» Task goal: Search the material below for the word "JSON" and copy every line in which it occurs.

» Stored records:
□ □ □
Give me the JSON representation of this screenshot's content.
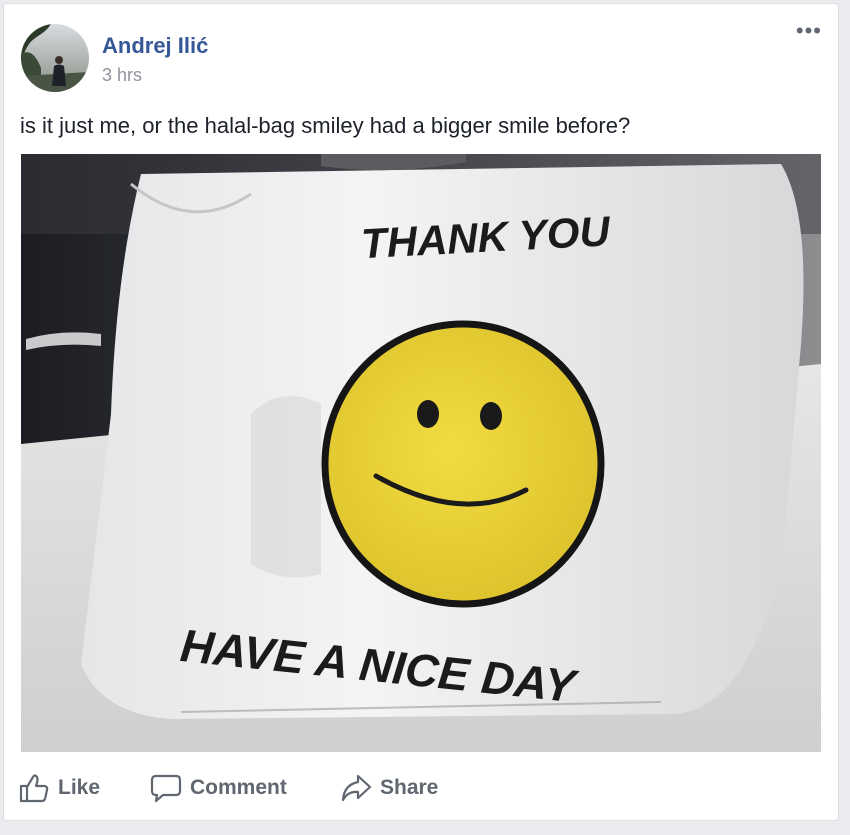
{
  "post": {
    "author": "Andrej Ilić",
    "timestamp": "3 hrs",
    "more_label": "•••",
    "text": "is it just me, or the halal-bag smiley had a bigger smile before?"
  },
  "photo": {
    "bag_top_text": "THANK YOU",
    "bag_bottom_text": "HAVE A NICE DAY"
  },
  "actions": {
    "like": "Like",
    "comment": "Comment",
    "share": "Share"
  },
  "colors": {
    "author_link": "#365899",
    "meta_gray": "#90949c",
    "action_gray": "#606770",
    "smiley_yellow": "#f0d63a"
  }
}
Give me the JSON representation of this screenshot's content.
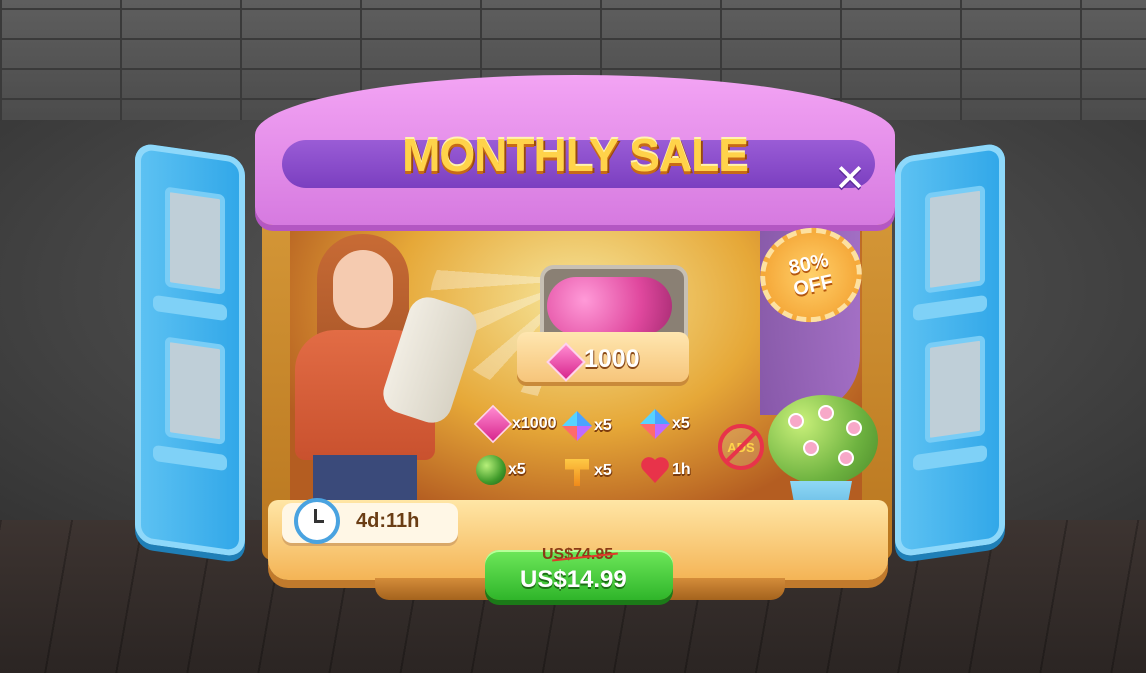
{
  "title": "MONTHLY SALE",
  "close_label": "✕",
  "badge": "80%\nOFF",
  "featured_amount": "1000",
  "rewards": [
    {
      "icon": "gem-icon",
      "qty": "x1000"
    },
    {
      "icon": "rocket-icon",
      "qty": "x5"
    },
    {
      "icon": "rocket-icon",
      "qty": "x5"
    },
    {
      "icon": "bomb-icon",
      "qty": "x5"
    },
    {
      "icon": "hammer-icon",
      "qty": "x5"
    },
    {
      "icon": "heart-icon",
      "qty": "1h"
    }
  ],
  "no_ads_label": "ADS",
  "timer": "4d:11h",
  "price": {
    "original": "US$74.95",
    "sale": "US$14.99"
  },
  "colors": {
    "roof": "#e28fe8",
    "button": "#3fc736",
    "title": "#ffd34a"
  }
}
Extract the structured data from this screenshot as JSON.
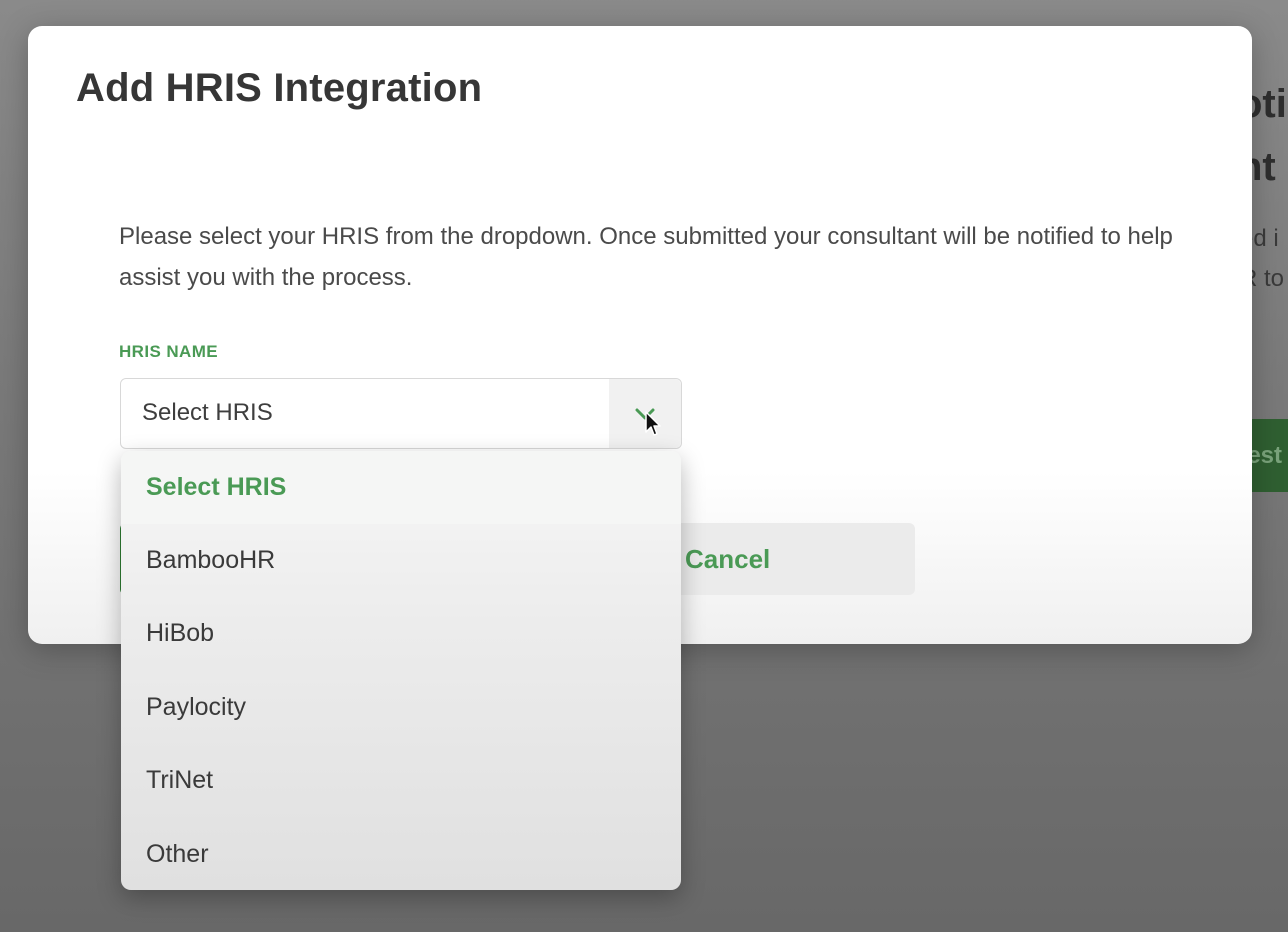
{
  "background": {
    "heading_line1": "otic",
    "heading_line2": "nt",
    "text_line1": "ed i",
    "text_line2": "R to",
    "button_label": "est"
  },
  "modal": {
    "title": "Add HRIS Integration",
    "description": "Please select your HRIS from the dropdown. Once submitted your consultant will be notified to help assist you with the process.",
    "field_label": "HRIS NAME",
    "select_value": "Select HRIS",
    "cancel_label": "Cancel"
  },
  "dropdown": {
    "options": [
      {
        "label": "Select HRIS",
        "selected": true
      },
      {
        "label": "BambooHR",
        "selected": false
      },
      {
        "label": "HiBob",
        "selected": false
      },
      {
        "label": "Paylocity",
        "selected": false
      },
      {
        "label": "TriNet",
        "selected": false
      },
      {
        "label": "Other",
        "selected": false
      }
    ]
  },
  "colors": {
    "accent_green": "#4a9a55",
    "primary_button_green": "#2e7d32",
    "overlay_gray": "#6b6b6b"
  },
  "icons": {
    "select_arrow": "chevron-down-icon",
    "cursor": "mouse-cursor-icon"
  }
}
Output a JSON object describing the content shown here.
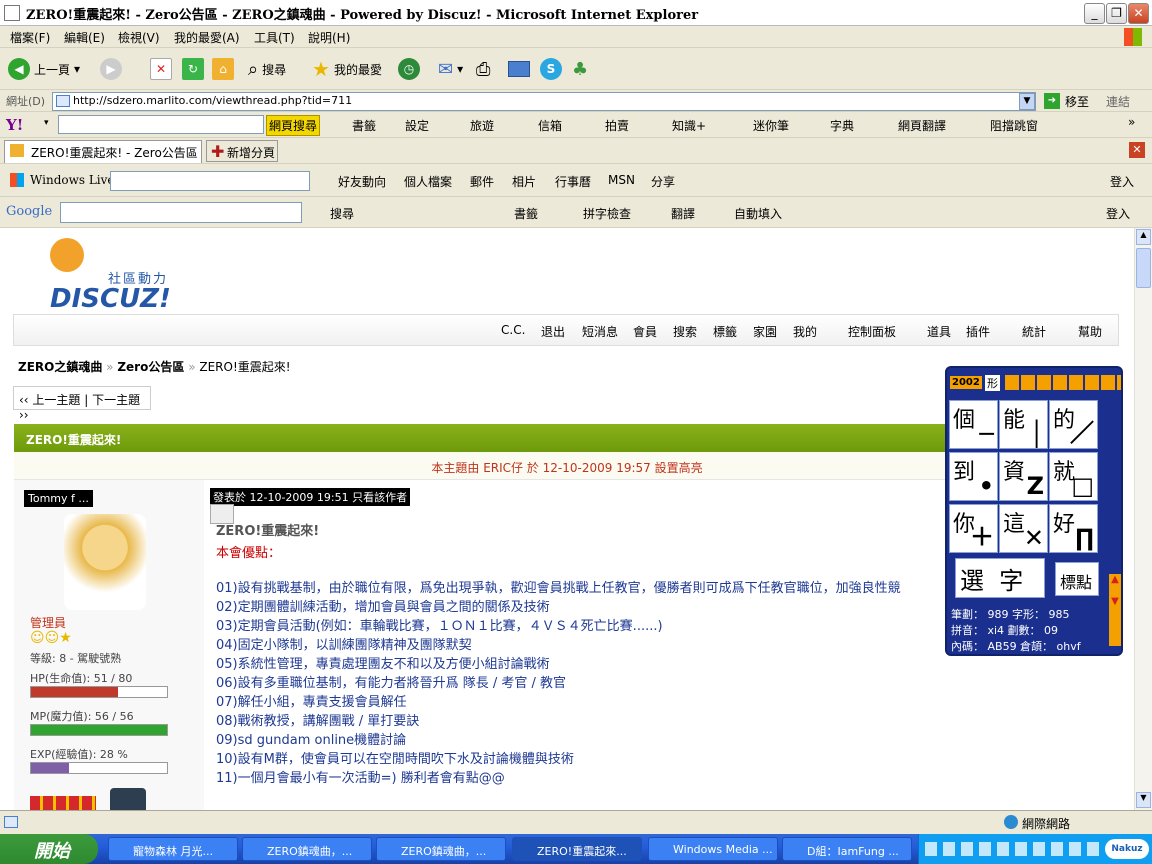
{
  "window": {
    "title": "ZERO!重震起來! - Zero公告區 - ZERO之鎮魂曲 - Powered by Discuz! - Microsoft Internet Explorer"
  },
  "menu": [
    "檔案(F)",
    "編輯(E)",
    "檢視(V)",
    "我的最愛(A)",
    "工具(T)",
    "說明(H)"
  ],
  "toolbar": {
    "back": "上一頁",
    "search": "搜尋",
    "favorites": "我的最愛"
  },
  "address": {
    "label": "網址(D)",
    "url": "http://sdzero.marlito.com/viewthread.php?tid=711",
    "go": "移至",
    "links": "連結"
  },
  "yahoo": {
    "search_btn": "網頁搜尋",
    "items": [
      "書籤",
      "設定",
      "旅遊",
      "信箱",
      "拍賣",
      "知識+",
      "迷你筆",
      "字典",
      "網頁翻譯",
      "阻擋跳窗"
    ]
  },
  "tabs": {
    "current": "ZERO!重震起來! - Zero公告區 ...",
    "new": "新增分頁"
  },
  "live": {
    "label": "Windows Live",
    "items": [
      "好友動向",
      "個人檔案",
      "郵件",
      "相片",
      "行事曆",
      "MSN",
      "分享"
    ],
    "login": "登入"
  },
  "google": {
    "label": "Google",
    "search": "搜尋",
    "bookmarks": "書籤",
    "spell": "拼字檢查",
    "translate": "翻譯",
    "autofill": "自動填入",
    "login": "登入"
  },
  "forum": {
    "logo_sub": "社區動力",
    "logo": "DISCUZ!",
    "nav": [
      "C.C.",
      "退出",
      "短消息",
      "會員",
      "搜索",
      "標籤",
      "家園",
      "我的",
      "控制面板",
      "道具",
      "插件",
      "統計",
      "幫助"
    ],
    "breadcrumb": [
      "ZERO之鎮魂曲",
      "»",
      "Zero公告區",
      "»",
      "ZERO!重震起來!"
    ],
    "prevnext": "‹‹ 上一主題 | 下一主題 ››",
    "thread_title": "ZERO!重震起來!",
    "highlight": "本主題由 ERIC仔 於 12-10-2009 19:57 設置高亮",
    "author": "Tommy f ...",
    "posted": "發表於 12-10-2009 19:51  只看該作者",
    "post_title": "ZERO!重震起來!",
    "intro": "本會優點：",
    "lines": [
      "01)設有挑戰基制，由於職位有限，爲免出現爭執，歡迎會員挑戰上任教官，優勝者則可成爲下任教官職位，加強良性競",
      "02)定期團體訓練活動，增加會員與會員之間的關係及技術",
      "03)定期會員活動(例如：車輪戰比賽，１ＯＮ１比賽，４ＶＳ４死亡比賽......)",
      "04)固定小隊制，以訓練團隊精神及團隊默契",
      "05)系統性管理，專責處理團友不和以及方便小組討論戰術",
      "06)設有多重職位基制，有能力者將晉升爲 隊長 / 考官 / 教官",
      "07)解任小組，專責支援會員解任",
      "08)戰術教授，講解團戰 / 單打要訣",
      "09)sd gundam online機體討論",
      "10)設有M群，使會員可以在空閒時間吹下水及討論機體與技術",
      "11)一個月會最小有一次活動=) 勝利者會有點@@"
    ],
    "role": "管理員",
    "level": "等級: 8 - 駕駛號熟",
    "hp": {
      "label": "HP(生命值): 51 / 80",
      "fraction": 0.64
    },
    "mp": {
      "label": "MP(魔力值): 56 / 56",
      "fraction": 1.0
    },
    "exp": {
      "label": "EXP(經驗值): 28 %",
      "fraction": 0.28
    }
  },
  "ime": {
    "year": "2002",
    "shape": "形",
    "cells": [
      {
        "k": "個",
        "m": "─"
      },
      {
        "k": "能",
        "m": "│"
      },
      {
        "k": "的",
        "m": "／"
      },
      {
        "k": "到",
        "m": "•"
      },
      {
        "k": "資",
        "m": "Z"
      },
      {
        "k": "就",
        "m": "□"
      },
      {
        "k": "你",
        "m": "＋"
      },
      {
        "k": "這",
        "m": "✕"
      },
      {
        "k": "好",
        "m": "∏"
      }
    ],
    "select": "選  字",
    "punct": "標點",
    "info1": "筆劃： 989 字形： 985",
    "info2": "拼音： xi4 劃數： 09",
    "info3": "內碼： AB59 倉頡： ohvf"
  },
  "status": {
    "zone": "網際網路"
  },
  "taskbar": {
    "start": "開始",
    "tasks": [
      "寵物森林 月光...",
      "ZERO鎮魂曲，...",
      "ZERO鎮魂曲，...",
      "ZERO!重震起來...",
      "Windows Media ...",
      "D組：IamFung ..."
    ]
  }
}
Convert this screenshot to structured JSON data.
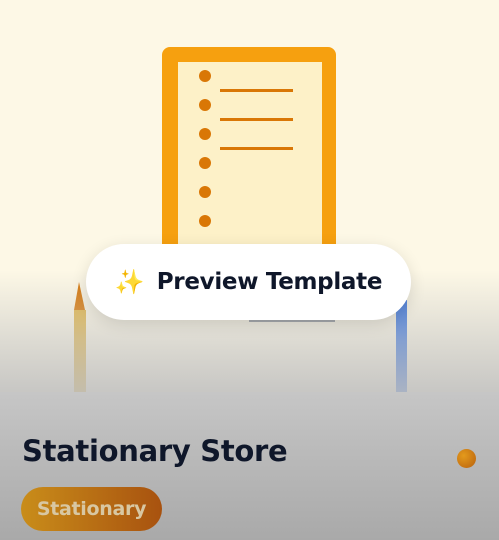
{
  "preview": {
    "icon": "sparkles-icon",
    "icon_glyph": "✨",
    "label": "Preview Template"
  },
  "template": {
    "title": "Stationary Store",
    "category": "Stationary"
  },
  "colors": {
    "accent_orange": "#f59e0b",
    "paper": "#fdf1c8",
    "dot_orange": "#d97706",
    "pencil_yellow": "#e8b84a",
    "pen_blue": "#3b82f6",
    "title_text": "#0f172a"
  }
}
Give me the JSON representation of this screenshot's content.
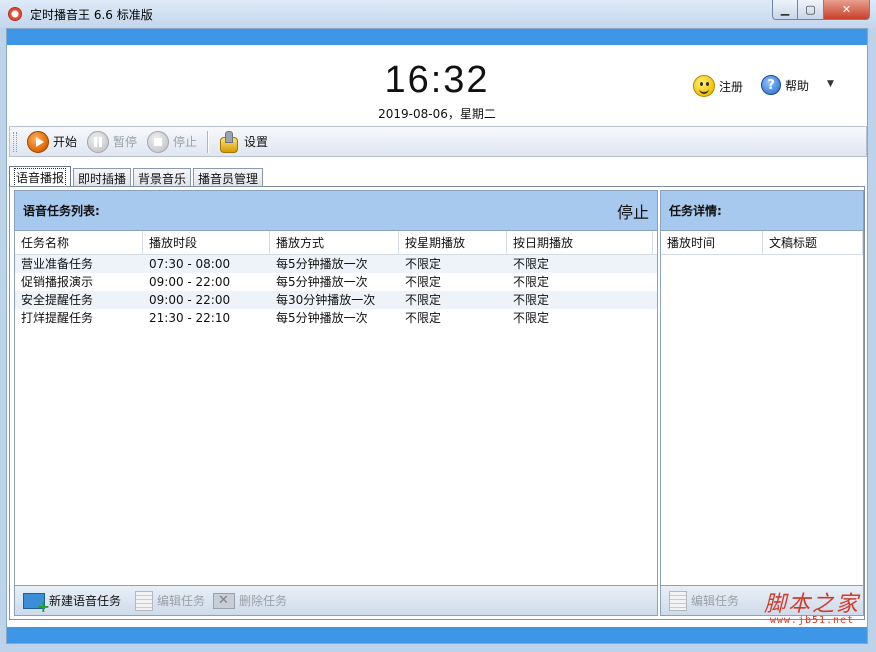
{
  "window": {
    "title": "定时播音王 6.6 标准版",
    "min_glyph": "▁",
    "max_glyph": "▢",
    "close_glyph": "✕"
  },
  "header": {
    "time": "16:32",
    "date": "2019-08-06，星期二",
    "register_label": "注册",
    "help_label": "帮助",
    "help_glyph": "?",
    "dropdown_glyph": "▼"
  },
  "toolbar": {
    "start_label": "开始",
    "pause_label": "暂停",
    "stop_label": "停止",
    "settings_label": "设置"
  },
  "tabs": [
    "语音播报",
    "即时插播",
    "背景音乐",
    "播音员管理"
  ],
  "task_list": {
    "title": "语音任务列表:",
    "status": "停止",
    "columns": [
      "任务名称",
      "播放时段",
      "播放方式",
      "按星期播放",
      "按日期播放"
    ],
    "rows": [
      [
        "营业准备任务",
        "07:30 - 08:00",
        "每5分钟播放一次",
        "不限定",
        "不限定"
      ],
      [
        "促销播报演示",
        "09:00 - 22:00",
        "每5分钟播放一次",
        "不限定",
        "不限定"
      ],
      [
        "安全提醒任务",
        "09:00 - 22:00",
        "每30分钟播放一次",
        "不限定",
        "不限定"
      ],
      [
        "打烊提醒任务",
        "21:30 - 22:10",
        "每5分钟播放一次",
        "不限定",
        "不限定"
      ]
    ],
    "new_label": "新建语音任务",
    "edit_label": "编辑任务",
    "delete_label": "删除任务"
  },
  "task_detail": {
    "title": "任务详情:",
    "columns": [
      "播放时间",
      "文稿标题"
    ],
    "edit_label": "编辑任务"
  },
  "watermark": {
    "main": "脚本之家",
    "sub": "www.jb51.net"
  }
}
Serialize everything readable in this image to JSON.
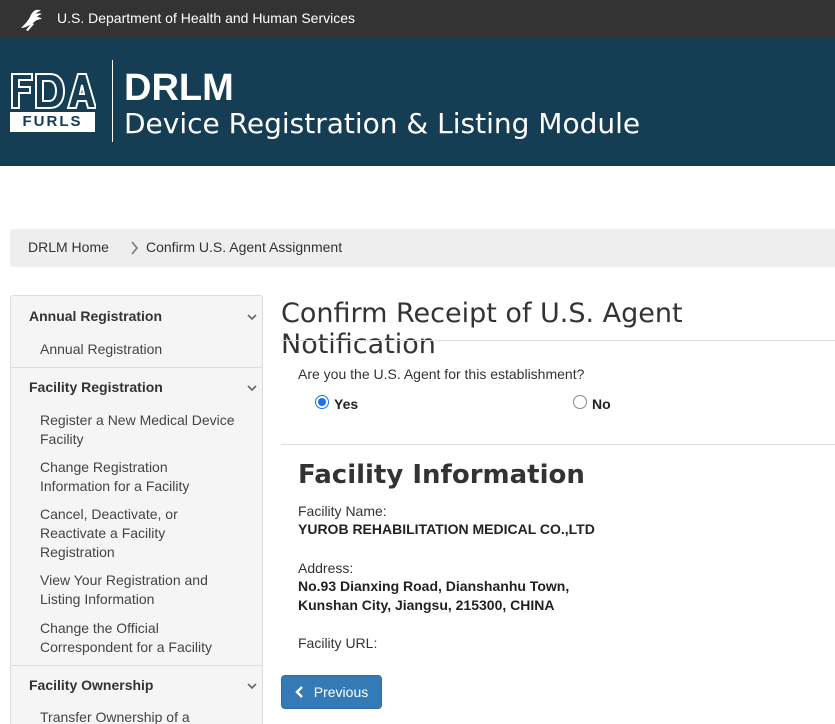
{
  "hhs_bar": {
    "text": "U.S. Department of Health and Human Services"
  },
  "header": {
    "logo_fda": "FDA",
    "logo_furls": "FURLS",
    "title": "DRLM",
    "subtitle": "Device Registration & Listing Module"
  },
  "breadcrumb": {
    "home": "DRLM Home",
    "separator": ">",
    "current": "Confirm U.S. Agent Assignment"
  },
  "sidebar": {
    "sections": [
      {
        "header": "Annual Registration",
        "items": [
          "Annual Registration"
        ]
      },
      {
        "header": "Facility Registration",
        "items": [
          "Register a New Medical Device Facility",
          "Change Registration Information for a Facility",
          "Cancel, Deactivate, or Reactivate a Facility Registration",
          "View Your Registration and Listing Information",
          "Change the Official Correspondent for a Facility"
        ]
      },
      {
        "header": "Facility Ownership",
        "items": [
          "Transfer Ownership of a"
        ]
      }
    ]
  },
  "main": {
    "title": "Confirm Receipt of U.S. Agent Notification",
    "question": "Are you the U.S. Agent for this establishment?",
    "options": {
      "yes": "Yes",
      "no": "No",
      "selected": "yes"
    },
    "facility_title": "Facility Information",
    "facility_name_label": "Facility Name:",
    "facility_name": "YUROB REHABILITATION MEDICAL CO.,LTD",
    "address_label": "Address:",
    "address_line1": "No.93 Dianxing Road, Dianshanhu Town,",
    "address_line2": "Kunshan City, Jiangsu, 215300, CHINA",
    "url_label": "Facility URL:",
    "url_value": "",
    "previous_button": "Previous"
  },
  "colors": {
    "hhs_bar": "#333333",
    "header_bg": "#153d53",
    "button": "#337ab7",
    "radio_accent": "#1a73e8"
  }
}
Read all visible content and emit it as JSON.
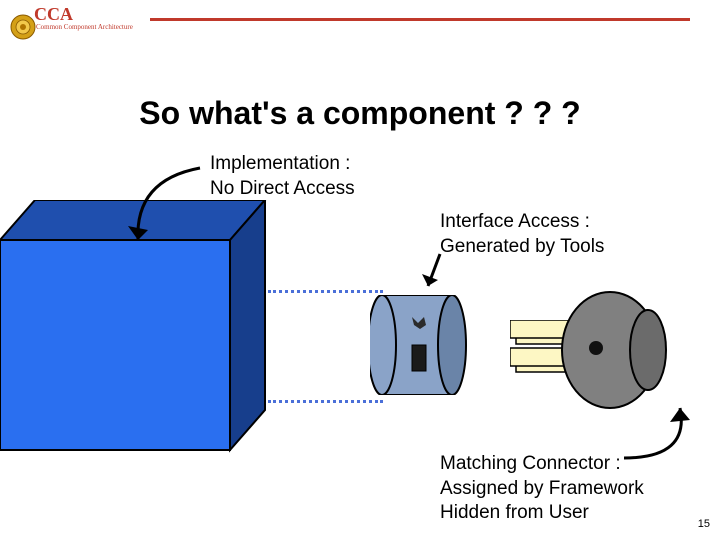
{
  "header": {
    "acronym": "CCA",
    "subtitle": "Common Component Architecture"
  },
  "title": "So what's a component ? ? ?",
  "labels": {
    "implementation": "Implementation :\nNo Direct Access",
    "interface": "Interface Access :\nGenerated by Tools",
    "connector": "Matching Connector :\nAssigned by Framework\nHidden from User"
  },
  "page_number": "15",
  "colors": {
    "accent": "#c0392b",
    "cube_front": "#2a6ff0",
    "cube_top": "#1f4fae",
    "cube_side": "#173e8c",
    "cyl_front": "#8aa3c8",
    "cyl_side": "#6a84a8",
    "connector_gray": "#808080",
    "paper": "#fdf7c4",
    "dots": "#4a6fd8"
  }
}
□ □ □
» The solution:
Give me the JSON representation of this screenshot's content.
Give me the JSON representation of this screenshot's content.
Extract the structured data from this screenshot as JSON.
Output a JSON object describing the content shown here.
Convert this screenshot to structured JSON data.
Give me the JSON representation of this screenshot's content.
Serialize everything readable in this image to JSON.
Read all visible content and emit it as JSON.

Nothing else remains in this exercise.